* _SUPPLIED RECORDS_
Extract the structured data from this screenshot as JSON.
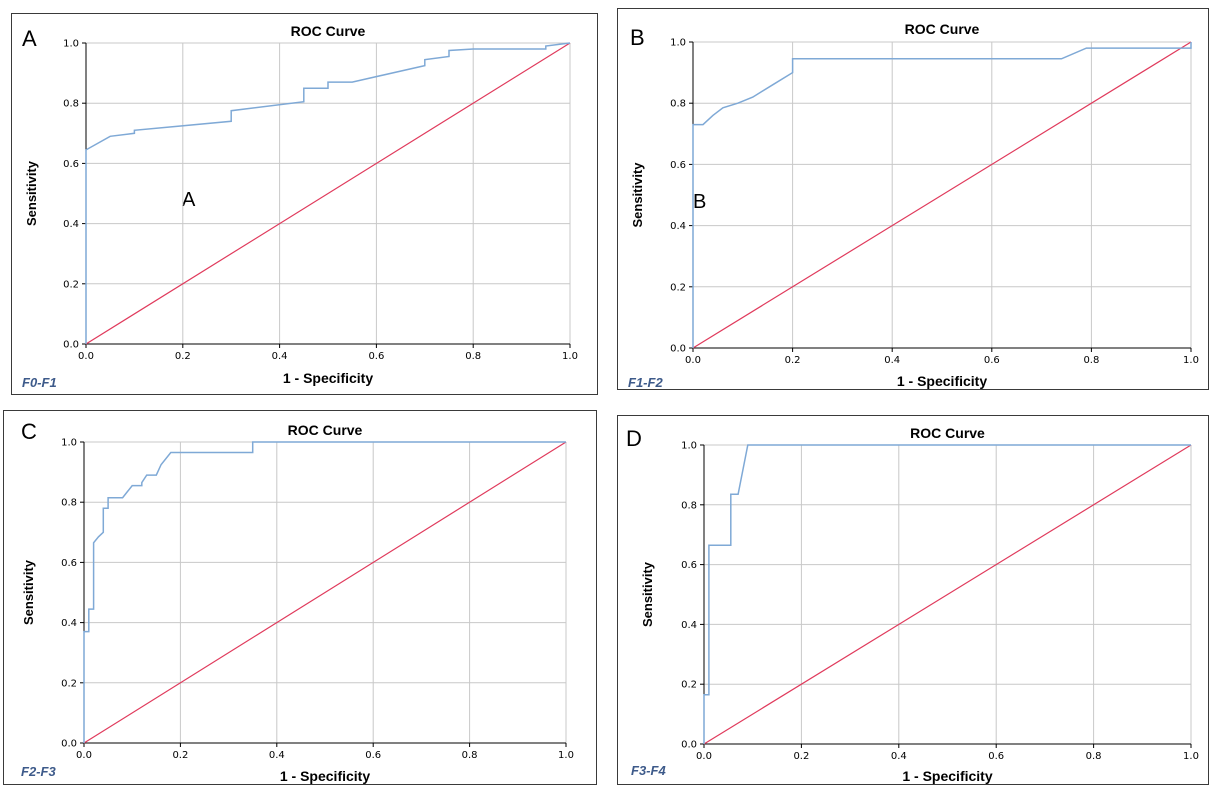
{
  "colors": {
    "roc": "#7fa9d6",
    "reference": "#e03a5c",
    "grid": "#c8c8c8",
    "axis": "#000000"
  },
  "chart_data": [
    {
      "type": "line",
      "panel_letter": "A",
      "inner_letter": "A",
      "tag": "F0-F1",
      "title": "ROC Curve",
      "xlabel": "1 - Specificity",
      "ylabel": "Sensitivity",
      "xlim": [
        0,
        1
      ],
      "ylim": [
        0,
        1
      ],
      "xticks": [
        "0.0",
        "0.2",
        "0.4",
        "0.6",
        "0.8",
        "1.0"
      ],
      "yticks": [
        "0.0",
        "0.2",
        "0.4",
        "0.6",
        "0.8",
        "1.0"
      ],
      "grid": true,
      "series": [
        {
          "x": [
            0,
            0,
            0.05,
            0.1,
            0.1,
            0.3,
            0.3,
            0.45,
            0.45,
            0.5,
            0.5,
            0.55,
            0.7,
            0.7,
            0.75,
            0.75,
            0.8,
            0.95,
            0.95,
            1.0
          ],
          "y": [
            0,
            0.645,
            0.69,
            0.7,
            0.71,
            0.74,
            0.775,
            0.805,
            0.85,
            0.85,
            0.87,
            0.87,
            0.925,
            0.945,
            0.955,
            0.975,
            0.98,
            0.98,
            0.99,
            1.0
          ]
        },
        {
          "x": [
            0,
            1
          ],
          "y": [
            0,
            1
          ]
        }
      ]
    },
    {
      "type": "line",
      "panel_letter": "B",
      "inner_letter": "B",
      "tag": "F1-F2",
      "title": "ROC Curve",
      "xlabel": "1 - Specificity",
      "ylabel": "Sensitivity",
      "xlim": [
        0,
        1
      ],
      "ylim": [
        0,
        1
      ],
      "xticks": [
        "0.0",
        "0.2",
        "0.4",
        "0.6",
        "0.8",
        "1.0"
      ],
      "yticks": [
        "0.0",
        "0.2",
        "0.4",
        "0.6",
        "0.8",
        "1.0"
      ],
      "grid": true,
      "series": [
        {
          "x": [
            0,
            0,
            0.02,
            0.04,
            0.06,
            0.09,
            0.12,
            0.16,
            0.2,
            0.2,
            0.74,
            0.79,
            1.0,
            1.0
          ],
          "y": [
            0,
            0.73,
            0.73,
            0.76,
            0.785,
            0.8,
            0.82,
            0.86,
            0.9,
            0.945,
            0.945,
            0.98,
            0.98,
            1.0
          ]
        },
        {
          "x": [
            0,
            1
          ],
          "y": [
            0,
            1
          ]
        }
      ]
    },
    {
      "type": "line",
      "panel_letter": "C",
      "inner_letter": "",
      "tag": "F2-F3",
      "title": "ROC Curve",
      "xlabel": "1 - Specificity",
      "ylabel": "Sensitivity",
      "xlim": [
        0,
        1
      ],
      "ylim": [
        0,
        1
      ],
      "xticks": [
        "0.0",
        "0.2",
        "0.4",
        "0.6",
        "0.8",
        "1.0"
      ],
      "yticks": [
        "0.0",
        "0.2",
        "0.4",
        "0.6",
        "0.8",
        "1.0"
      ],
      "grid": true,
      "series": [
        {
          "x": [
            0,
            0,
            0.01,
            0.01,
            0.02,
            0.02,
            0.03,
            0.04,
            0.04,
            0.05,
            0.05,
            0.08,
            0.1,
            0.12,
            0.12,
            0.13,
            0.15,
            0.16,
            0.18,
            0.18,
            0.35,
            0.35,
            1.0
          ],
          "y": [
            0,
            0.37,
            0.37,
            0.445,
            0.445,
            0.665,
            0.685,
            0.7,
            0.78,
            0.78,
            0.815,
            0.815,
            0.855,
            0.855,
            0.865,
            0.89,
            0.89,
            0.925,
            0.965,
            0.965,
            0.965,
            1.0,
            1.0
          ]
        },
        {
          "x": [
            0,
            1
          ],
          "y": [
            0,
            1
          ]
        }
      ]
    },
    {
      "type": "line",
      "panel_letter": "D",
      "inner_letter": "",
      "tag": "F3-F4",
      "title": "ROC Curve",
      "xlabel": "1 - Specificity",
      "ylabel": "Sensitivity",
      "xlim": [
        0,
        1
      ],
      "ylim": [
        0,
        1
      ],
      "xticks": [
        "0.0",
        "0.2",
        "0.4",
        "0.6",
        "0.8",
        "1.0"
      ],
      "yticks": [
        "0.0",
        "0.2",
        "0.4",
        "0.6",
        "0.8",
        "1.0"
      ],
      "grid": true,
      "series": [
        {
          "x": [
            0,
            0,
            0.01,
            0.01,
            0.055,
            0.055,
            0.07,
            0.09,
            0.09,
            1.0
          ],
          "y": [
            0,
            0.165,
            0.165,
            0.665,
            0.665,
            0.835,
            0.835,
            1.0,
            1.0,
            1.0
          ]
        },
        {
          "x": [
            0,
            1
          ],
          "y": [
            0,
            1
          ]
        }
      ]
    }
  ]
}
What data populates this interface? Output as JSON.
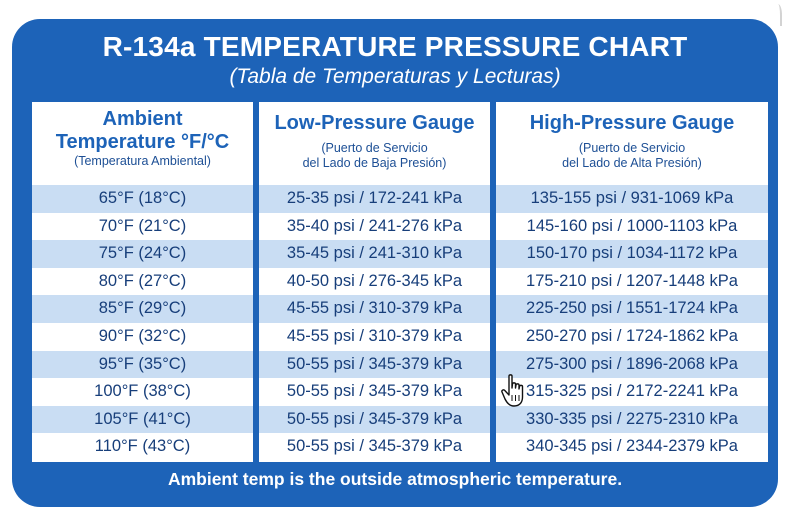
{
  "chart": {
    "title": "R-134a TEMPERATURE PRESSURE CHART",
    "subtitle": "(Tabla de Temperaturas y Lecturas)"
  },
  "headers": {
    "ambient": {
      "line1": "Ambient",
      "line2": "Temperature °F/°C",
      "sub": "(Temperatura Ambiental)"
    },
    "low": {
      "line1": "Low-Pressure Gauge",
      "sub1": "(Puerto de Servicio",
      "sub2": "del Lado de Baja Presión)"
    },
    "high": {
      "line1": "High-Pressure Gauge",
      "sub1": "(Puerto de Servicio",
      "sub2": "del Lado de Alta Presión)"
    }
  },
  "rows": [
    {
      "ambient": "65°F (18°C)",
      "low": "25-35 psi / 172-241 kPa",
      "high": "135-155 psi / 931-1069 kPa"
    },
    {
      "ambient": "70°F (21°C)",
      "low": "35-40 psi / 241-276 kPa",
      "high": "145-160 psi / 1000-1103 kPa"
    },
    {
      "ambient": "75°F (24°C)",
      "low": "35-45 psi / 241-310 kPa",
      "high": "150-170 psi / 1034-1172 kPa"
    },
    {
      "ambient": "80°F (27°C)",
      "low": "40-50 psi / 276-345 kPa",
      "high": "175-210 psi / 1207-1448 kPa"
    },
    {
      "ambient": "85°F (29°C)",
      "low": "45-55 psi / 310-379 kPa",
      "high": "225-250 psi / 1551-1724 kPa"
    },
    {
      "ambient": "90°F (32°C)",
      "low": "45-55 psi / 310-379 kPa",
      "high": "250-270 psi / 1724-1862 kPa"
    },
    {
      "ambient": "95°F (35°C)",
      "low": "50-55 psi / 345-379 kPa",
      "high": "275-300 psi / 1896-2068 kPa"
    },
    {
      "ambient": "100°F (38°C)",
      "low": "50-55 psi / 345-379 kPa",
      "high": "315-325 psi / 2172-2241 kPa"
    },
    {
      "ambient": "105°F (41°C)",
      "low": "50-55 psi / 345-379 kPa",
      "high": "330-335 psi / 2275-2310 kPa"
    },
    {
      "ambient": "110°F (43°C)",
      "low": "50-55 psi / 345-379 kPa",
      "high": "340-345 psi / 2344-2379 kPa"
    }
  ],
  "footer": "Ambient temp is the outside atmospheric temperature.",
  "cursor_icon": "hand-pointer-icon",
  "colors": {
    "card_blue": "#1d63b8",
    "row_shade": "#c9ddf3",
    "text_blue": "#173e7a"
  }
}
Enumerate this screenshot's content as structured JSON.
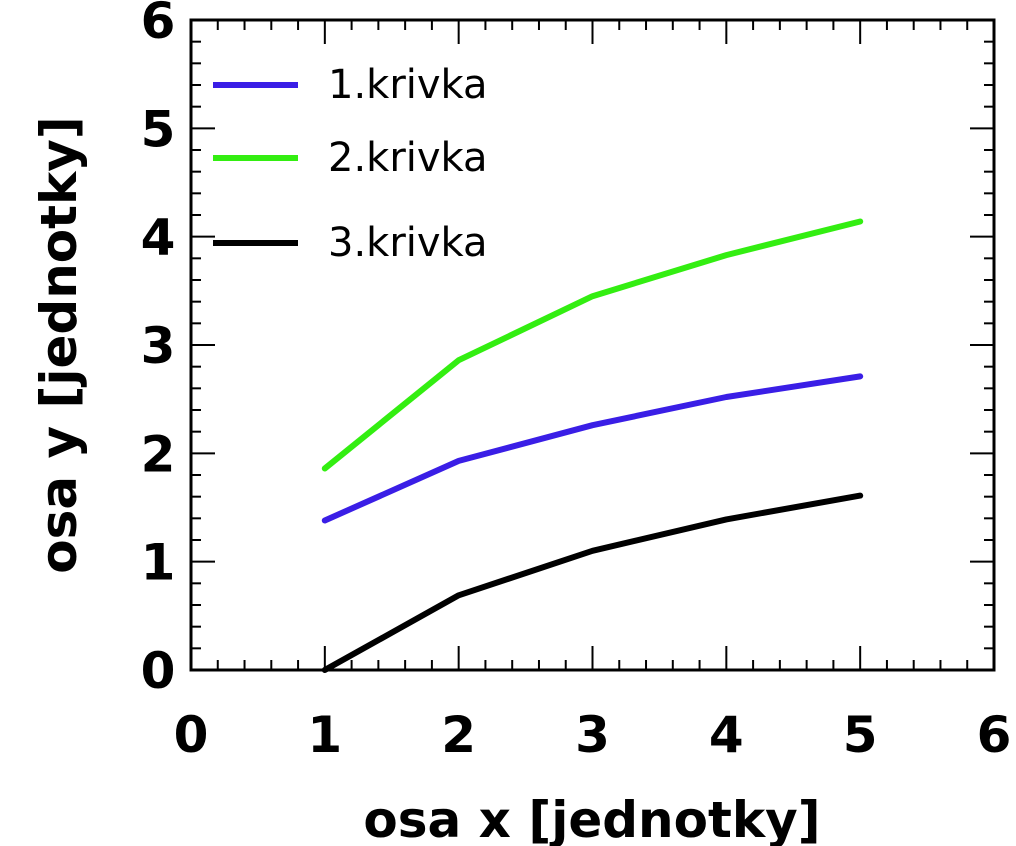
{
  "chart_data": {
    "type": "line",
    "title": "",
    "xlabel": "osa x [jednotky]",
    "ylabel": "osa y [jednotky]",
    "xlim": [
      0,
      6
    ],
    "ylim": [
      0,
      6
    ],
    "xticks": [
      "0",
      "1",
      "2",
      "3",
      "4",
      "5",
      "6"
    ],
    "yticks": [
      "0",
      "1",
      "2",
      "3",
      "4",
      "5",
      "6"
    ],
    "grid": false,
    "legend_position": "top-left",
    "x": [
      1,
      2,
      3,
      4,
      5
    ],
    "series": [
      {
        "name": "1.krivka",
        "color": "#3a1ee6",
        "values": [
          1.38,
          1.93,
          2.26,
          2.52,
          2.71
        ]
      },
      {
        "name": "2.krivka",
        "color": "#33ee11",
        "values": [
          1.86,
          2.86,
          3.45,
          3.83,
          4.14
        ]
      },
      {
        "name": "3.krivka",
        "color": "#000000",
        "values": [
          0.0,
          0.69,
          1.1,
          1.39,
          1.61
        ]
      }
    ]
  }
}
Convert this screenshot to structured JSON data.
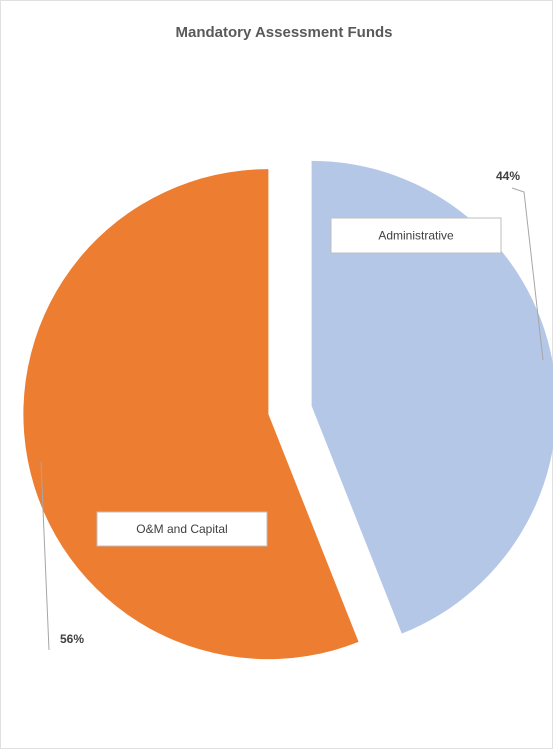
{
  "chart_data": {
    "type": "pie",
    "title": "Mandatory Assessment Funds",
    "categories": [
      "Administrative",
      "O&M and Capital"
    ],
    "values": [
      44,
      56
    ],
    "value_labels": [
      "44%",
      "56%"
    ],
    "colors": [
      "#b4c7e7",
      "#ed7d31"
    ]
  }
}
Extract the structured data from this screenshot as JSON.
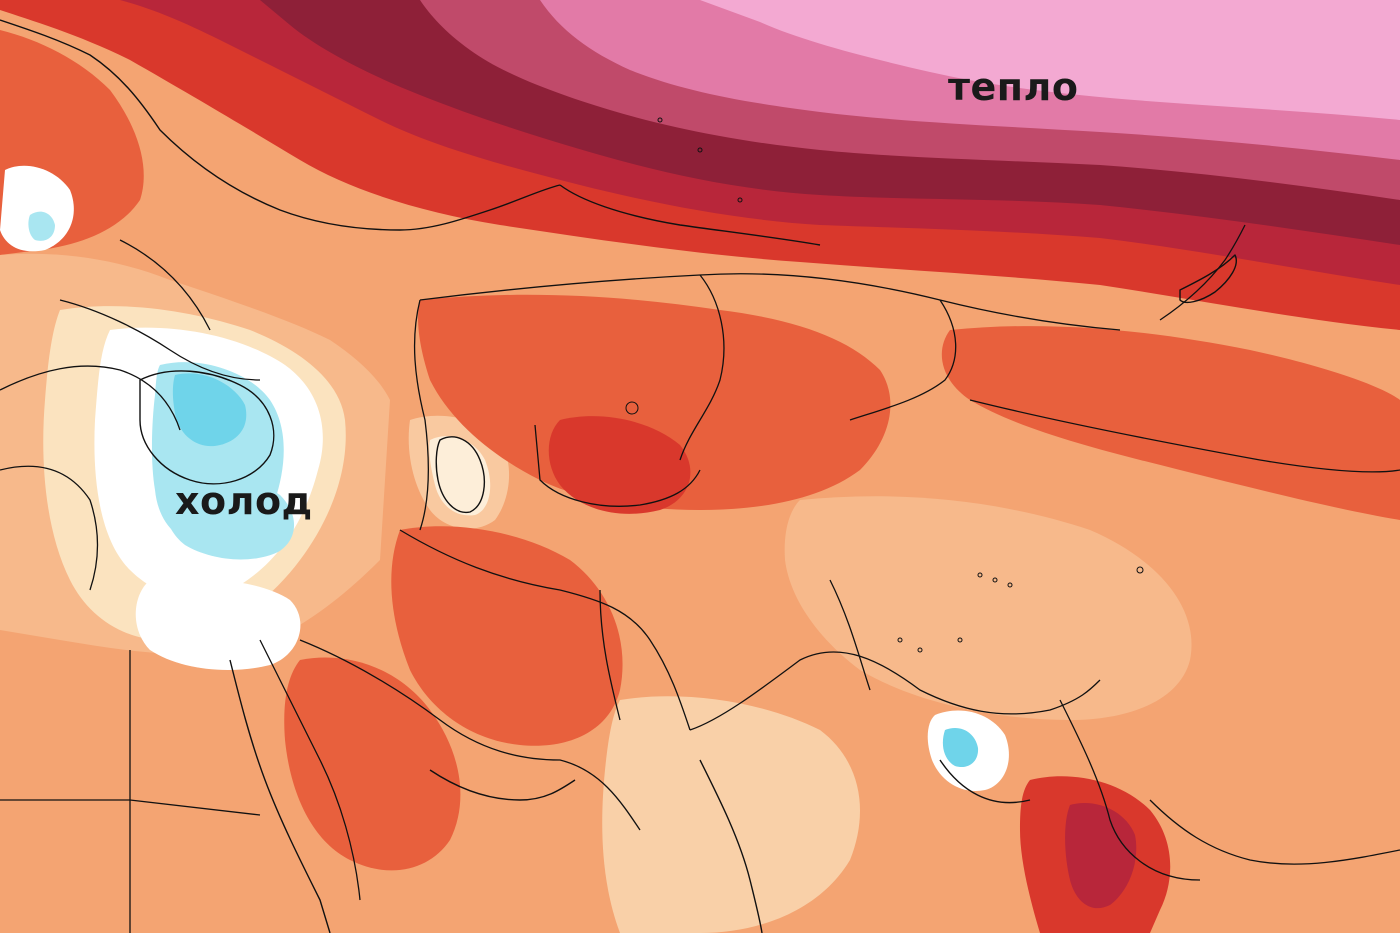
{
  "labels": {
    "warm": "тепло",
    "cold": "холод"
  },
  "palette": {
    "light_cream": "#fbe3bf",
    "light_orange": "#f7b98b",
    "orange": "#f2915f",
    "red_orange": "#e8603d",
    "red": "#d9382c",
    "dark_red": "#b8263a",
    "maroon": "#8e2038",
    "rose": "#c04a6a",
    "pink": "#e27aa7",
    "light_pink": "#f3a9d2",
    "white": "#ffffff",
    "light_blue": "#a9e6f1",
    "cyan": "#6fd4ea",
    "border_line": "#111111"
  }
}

* _GOAL_
Give again, unchanged, only the lines from the line containing "Convert this screenshot" to the last line of the records above. Pictures do not belong in the copy.

* _THE SOLUTION_
Convert this screenshot to structured JSON data.
{
  "chart_data": {
    "type": "pie",
    "title": "Mandatory Assessment Funds",
    "categories": [
      "Administrative",
      "O&M and Capital"
    ],
    "values": [
      44,
      56
    ],
    "value_labels": [
      "44%",
      "56%"
    ],
    "colors": [
      "#b4c7e7",
      "#ed7d31"
    ]
  }
}
Extract the structured data from this screenshot as JSON.
{
  "labels": {
    "warm": "тепло",
    "cold": "холод"
  },
  "palette": {
    "light_cream": "#fbe3bf",
    "light_orange": "#f7b98b",
    "orange": "#f2915f",
    "red_orange": "#e8603d",
    "red": "#d9382c",
    "dark_red": "#b8263a",
    "maroon": "#8e2038",
    "rose": "#c04a6a",
    "pink": "#e27aa7",
    "light_pink": "#f3a9d2",
    "white": "#ffffff",
    "light_blue": "#a9e6f1",
    "cyan": "#6fd4ea",
    "border_line": "#111111"
  }
}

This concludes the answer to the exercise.